╭──

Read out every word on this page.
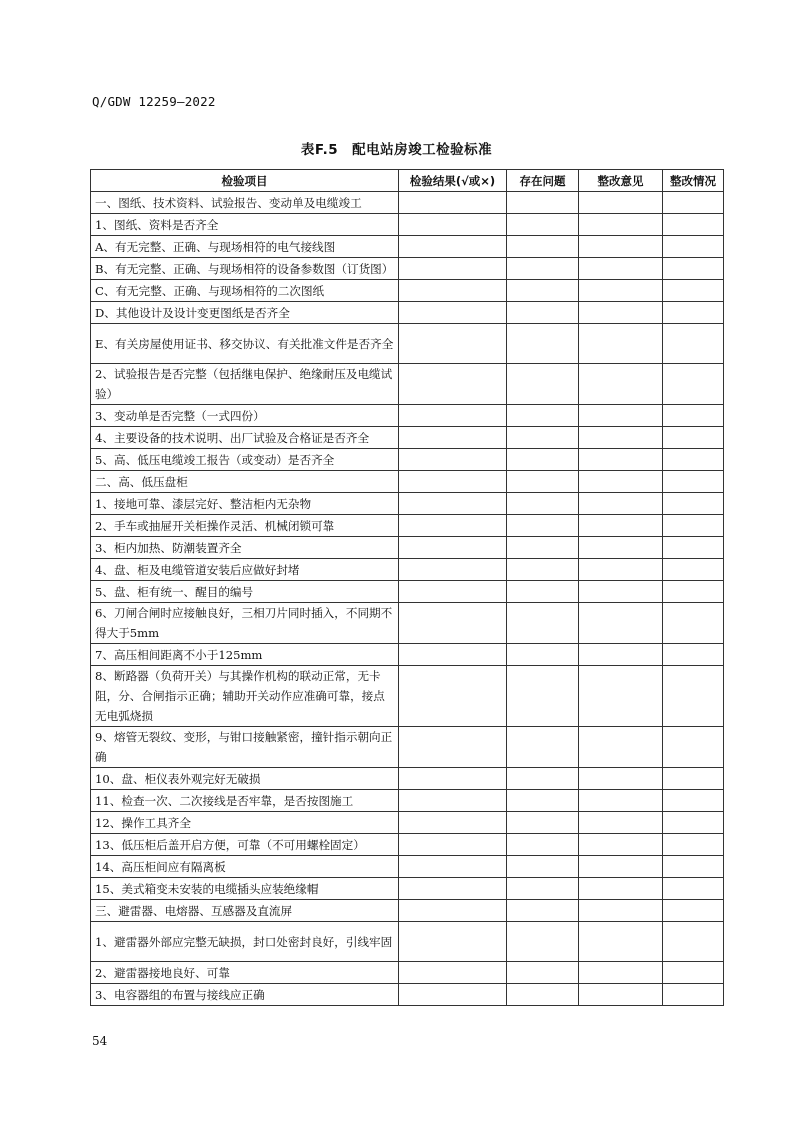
Q/GDW 12259—2022
表F.5　配电站房竣工检验标准
检验项目	检验结果(√或×)	存在问题	整改意见	整改情况
一、图纸、技术资料、试验报告、变动单及电缆竣工				
1、图纸、资料是否齐全				
A、有无完整、正确、与现场相符的电气接线图				
B、有无完整、正确、与现场相符的设备参数图（订货图）				
C、有无完整、正确、与现场相符的二次图纸				
D、其他设计及设计变更图纸是否齐全				
E、有关房屋使用证书、移交协议、有关批准文件是否齐全				
2、试验报告是否完整（包括继电保护、绝缘耐压及电缆试验）				
3、变动单是否完整（一式四份）				
4、主要设备的技术说明、出厂试验及合格证是否齐全				
5、高、低压电缆竣工报告（或变动）是否齐全				
二、高、低压盘柜				
1、接地可靠、漆层完好、整洁柜内无杂物				
2、手车或抽屉开关柜操作灵活、机械闭锁可靠				
3、柜内加热、防潮装置齐全				
4、盘、柜及电缆管道安装后应做好封堵				
5、盘、柜有统一、醒目的编号				
6、刀闸合闸时应接触良好，三相刀片同时插入，不同期不得大于5mm				
7、高压相间距离不小于125mm				
8、断路器（负荷开关）与其操作机构的联动正常，无卡阻，分、合闸指示正确；辅助开关动作应准确可靠，接点无电弧烧损				
9、熔管无裂纹、变形，与钳口接触紧密，撞针指示朝向正确				
10、盘、柜仪表外观完好无破损				
11、检查一次、二次接线是否牢靠，是否按图施工				
12、操作工具齐全				
13、低压柜后盖开启方便，可靠（不可用螺栓固定）				
14、高压柜间应有隔离板				
15、美式箱变未安装的电缆插头应装绝缘帽				
三、避雷器、电熔器、互感器及直流屏				
1、避雷器外部应完整无缺损，封口处密封良好，引线牢固				
2、避雷器接地良好、可靠				
3、电容器组的布置与接线应正确				
54
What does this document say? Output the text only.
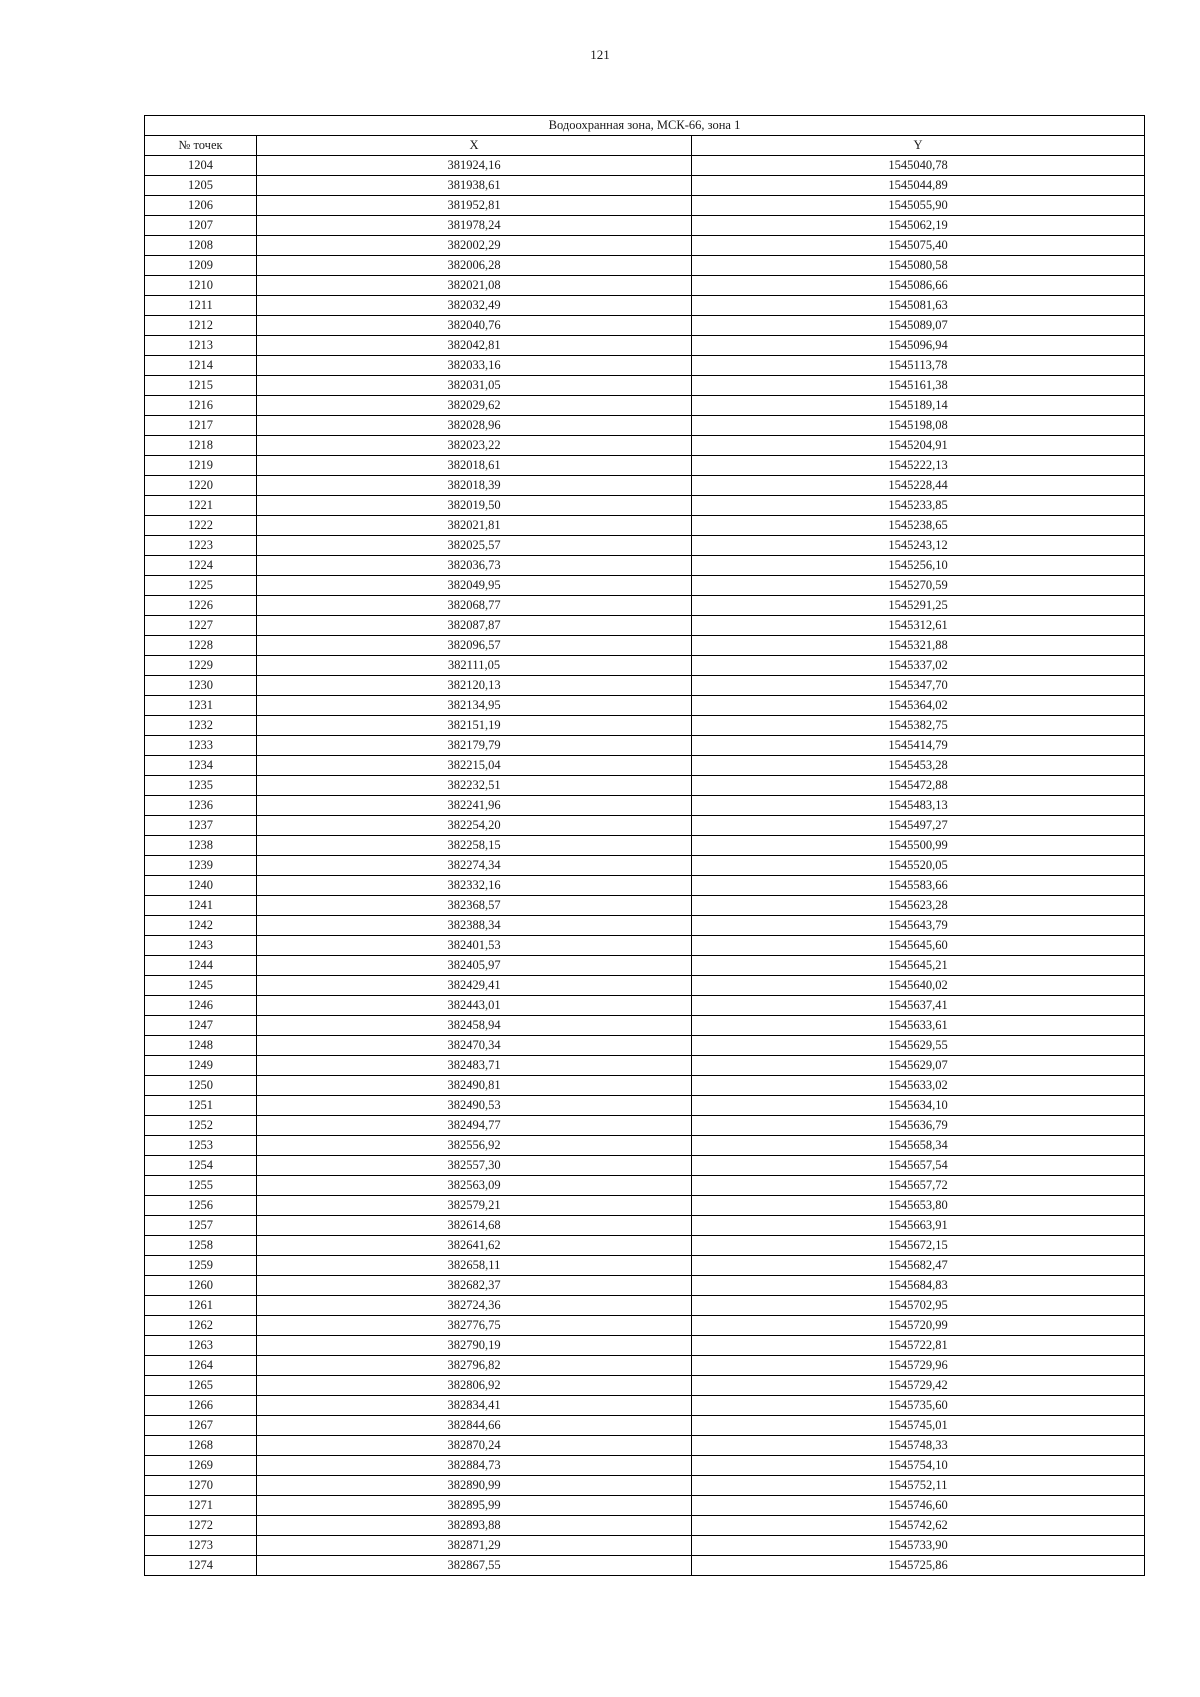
121
Водоохранная зона, МСК-66, зона 1		
№ точек	X	Y
1204	381924,16	1545040,78
1205	381938,61	1545044,89
1206	381952,81	1545055,90
1207	381978,24	1545062,19
1208	382002,29	1545075,40
1209	382006,28	1545080,58
1210	382021,08	1545086,66
1211	382032,49	1545081,63
1212	382040,76	1545089,07
1213	382042,81	1545096,94
1214	382033,16	1545113,78
1215	382031,05	1545161,38
1216	382029,62	1545189,14
1217	382028,96	1545198,08
1218	382023,22	1545204,91
1219	382018,61	1545222,13
1220	382018,39	1545228,44
1221	382019,50	1545233,85
1222	382021,81	1545238,65
1223	382025,57	1545243,12
1224	382036,73	1545256,10
1225	382049,95	1545270,59
1226	382068,77	1545291,25
1227	382087,87	1545312,61
1228	382096,57	1545321,88
1229	382111,05	1545337,02
1230	382120,13	1545347,70
1231	382134,95	1545364,02
1232	382151,19	1545382,75
1233	382179,79	1545414,79
1234	382215,04	1545453,28
1235	382232,51	1545472,88
1236	382241,96	1545483,13
1237	382254,20	1545497,27
1238	382258,15	1545500,99
1239	382274,34	1545520,05
1240	382332,16	1545583,66
1241	382368,57	1545623,28
1242	382388,34	1545643,79
1243	382401,53	1545645,60
1244	382405,97	1545645,21
1245	382429,41	1545640,02
1246	382443,01	1545637,41
1247	382458,94	1545633,61
1248	382470,34	1545629,55
1249	382483,71	1545629,07
1250	382490,81	1545633,02
1251	382490,53	1545634,10
1252	382494,77	1545636,79
1253	382556,92	1545658,34
1254	382557,30	1545657,54
1255	382563,09	1545657,72
1256	382579,21	1545653,80
1257	382614,68	1545663,91
1258	382641,62	1545672,15
1259	382658,11	1545682,47
1260	382682,37	1545684,83
1261	382724,36	1545702,95
1262	382776,75	1545720,99
1263	382790,19	1545722,81
1264	382796,82	1545729,96
1265	382806,92	1545729,42
1266	382834,41	1545735,60
1267	382844,66	1545745,01
1268	382870,24	1545748,33
1269	382884,73	1545754,10
1270	382890,99	1545752,11
1271	382895,99	1545746,60
1272	382893,88	1545742,62
1273	382871,29	1545733,90
1274	382867,55	1545725,86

╰──

> **Problem**: Write out each entry exactly as given, but skip the pictures.

> **Correct result**:
Read out every word on this page.
Q/GDW 12259—2022
表F.5　配电站房竣工检验标准
检验项目	检验结果(√或×)	存在问题	整改意见	整改情况
一、图纸、技术资料、试验报告、变动单及电缆竣工				
1、图纸、资料是否齐全				
A、有无完整、正确、与现场相符的电气接线图				
B、有无完整、正确、与现场相符的设备参数图（订货图）				
C、有无完整、正确、与现场相符的二次图纸				
D、其他设计及设计变更图纸是否齐全				
E、有关房屋使用证书、移交协议、有关批准文件是否齐全				
2、试验报告是否完整（包括继电保护、绝缘耐压及电缆试验）				
3、变动单是否完整（一式四份）				
4、主要设备的技术说明、出厂试验及合格证是否齐全				
5、高、低压电缆竣工报告（或变动）是否齐全				
二、高、低压盘柜				
1、接地可靠、漆层完好、整洁柜内无杂物				
2、手车或抽屉开关柜操作灵活、机械闭锁可靠				
3、柜内加热、防潮装置齐全				
4、盘、柜及电缆管道安装后应做好封堵				
5、盘、柜有统一、醒目的编号				
6、刀闸合闸时应接触良好，三相刀片同时插入，不同期不得大于5mm				
7、高压相间距离不小于125mm				
8、断路器（负荷开关）与其操作机构的联动正常，无卡阻，分、合闸指示正确；辅助开关动作应准确可靠，接点无电弧烧损				
9、熔管无裂纹、变形，与钳口接触紧密，撞针指示朝向正确				
10、盘、柜仪表外观完好无破损				
11、检查一次、二次接线是否牢靠，是否按图施工				
12、操作工具齐全				
13、低压柜后盖开启方便，可靠（不可用螺栓固定）				
14、高压柜间应有隔离板				
15、美式箱变未安装的电缆插头应装绝缘帽				
三、避雷器、电熔器、互感器及直流屏				
1、避雷器外部应完整无缺损，封口处密封良好，引线牢固				
2、避雷器接地良好、可靠				
3、电容器组的布置与接线应正确				
54
What does this document say? Output the text only.
121
Водоохранная зона, МСК-66, зона 1		
№ точек	X	Y
1204	381924,16	1545040,78
1205	381938,61	1545044,89
1206	381952,81	1545055,90
1207	381978,24	1545062,19
1208	382002,29	1545075,40
1209	382006,28	1545080,58
1210	382021,08	1545086,66
1211	382032,49	1545081,63
1212	382040,76	1545089,07
1213	382042,81	1545096,94
1214	382033,16	1545113,78
1215	382031,05	1545161,38
1216	382029,62	1545189,14
1217	382028,96	1545198,08
1218	382023,22	1545204,91
1219	382018,61	1545222,13
1220	382018,39	1545228,44
1221	382019,50	1545233,85
1222	382021,81	1545238,65
1223	382025,57	1545243,12
1224	382036,73	1545256,10
1225	382049,95	1545270,59
1226	382068,77	1545291,25
1227	382087,87	1545312,61
1228	382096,57	1545321,88
1229	382111,05	1545337,02
1230	382120,13	1545347,70
1231	382134,95	1545364,02
1232	382151,19	1545382,75
1233	382179,79	1545414,79
1234	382215,04	1545453,28
1235	382232,51	1545472,88
1236	382241,96	1545483,13
1237	382254,20	1545497,27
1238	382258,15	1545500,99
1239	382274,34	1545520,05
1240	382332,16	1545583,66
1241	382368,57	1545623,28
1242	382388,34	1545643,79
1243	382401,53	1545645,60
1244	382405,97	1545645,21
1245	382429,41	1545640,02
1246	382443,01	1545637,41
1247	382458,94	1545633,61
1248	382470,34	1545629,55
1249	382483,71	1545629,07
1250	382490,81	1545633,02
1251	382490,53	1545634,10
1252	382494,77	1545636,79
1253	382556,92	1545658,34
1254	382557,30	1545657,54
1255	382563,09	1545657,72
1256	382579,21	1545653,80
1257	382614,68	1545663,91
1258	382641,62	1545672,15
1259	382658,11	1545682,47
1260	382682,37	1545684,83
1261	382724,36	1545702,95
1262	382776,75	1545720,99
1263	382790,19	1545722,81
1264	382796,82	1545729,96
1265	382806,92	1545729,42
1266	382834,41	1545735,60
1267	382844,66	1545745,01
1268	382870,24	1545748,33
1269	382884,73	1545754,10
1270	382890,99	1545752,11
1271	382895,99	1545746,60
1272	382893,88	1545742,62
1273	382871,29	1545733,90
1274	382867,55	1545725,86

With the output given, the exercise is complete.